EXERCISE BRIEF. Scan the lines and state how many carry "يستغيث". Leave out everything but the number.

Stored data entries:
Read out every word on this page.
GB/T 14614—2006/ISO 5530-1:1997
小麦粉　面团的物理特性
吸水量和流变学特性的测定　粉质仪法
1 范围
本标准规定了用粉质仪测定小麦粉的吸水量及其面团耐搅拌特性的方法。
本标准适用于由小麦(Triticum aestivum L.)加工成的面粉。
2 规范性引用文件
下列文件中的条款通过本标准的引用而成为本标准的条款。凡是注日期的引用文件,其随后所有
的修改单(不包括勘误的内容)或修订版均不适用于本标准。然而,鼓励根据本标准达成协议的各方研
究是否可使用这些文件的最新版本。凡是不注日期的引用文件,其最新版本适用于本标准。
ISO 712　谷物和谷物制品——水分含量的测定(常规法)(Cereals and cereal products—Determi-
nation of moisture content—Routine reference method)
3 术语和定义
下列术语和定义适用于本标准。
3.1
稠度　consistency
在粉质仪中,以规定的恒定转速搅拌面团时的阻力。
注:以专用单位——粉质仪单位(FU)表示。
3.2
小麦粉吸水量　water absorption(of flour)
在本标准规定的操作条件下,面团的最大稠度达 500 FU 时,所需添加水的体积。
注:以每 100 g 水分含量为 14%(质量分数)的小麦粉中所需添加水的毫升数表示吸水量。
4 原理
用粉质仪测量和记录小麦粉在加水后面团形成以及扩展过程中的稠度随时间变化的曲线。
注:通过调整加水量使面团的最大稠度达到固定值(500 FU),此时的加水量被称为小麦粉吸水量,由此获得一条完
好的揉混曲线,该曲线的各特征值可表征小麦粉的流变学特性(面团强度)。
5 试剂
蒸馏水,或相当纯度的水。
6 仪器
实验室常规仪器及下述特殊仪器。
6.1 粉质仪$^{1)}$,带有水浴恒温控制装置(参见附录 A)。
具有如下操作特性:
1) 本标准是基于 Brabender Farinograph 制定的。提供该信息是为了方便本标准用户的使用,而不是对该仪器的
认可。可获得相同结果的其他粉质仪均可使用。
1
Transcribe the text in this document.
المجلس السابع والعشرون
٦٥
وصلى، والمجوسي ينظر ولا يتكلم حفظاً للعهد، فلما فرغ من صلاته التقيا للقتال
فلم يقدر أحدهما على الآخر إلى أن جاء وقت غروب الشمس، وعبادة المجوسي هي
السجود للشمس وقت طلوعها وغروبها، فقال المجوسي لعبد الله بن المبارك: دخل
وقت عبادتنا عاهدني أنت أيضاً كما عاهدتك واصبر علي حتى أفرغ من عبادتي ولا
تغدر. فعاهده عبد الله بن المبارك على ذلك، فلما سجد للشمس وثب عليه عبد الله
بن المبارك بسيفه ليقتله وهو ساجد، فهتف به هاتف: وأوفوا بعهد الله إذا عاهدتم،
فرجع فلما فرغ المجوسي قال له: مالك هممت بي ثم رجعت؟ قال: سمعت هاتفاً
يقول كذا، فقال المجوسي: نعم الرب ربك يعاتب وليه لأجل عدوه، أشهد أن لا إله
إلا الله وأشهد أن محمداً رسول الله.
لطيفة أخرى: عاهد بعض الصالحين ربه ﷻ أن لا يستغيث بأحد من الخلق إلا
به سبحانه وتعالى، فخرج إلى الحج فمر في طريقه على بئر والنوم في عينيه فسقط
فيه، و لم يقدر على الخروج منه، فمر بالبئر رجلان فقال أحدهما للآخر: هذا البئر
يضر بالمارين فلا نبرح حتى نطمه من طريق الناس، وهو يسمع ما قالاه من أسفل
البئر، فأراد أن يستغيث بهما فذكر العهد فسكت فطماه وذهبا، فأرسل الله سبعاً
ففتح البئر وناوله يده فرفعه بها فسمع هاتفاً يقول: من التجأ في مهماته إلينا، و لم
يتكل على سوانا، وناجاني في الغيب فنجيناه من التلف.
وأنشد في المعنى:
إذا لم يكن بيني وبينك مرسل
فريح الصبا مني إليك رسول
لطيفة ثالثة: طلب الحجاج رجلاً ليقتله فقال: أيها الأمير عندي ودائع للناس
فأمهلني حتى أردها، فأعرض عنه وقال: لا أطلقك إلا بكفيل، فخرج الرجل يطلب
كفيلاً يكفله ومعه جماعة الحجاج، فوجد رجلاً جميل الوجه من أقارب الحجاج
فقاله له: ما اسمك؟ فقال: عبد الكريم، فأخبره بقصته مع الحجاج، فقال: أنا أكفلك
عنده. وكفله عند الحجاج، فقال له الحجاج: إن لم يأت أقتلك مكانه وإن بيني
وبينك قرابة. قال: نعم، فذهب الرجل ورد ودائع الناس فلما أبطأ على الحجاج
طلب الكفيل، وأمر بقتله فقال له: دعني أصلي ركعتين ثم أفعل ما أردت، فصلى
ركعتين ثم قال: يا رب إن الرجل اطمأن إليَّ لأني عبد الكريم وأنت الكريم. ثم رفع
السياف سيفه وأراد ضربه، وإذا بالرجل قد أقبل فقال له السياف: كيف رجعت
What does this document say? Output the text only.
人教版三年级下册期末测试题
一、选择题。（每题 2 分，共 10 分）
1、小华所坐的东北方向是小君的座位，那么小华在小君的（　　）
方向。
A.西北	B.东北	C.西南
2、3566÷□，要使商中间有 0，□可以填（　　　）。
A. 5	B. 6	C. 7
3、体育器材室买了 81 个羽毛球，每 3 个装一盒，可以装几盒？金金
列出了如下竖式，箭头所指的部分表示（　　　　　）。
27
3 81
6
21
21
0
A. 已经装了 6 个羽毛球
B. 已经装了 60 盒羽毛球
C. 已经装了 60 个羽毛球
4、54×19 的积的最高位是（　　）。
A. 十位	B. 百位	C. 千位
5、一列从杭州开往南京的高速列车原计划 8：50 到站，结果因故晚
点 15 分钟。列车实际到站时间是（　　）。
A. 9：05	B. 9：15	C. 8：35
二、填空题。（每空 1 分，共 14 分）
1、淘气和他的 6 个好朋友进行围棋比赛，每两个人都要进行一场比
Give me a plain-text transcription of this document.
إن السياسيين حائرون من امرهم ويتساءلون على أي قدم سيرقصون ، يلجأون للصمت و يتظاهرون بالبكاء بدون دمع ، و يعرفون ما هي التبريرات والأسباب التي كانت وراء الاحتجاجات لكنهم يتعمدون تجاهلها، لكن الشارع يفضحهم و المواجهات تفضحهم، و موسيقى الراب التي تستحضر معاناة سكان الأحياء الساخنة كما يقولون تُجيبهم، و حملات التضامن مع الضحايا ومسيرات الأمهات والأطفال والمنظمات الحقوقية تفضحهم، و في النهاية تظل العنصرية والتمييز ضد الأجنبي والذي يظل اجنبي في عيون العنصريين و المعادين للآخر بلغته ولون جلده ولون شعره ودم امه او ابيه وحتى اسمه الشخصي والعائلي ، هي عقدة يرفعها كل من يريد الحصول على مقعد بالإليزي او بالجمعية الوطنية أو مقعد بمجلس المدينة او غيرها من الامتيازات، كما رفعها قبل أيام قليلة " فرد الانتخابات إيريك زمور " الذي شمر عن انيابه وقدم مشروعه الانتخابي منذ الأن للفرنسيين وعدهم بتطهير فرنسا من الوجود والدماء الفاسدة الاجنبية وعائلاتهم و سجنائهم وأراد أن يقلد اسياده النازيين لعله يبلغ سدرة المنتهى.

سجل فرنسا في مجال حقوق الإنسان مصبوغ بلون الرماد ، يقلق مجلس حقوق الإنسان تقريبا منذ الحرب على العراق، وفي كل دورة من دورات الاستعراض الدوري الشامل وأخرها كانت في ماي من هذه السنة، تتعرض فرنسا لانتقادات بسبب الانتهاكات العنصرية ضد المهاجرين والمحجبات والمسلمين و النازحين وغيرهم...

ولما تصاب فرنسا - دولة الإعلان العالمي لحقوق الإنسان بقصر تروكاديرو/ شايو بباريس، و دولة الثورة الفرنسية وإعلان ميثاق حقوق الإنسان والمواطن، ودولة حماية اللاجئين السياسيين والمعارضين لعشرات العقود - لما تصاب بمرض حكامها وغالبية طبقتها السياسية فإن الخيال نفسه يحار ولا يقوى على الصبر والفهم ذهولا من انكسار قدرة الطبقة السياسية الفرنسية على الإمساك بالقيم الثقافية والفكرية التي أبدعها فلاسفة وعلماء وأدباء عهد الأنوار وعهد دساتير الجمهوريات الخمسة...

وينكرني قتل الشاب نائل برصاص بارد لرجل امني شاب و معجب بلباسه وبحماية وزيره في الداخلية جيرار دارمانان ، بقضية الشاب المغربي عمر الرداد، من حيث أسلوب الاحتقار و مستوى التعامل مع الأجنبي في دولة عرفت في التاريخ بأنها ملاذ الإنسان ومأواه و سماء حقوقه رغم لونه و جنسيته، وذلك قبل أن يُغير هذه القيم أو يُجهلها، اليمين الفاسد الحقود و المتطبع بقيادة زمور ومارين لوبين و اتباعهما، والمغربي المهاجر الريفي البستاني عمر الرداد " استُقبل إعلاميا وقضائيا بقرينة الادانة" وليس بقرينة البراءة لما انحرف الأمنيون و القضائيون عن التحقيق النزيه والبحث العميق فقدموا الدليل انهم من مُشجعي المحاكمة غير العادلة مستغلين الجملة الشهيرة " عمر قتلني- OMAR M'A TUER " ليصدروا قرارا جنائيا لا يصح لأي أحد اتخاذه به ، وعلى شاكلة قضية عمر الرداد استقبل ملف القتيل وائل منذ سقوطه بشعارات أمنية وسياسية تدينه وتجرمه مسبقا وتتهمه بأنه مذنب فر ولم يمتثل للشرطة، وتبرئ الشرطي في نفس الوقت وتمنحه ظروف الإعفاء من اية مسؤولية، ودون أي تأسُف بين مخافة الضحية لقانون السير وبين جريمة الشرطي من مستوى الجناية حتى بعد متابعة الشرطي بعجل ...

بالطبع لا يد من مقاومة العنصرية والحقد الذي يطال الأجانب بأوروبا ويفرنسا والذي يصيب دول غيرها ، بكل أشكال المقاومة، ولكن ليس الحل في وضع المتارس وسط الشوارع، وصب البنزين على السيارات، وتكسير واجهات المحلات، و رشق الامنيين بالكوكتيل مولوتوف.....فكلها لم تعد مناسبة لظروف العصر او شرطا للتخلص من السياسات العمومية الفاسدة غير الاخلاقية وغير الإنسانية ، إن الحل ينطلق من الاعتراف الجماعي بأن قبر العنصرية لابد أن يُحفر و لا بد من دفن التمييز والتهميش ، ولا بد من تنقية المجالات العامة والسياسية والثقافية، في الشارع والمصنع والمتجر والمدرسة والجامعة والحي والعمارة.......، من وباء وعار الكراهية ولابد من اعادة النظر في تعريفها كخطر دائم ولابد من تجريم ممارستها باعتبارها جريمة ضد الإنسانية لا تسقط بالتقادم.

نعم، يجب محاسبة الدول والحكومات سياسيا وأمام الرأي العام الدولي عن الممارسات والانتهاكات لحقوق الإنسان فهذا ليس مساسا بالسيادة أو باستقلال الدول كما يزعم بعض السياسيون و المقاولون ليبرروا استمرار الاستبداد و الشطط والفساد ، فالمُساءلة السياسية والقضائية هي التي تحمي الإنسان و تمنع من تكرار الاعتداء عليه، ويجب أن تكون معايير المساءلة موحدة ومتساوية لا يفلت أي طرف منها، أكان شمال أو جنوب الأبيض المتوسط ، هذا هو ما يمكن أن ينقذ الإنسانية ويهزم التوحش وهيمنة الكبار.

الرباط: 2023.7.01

ANSWER TO THIS PROBLEM. 2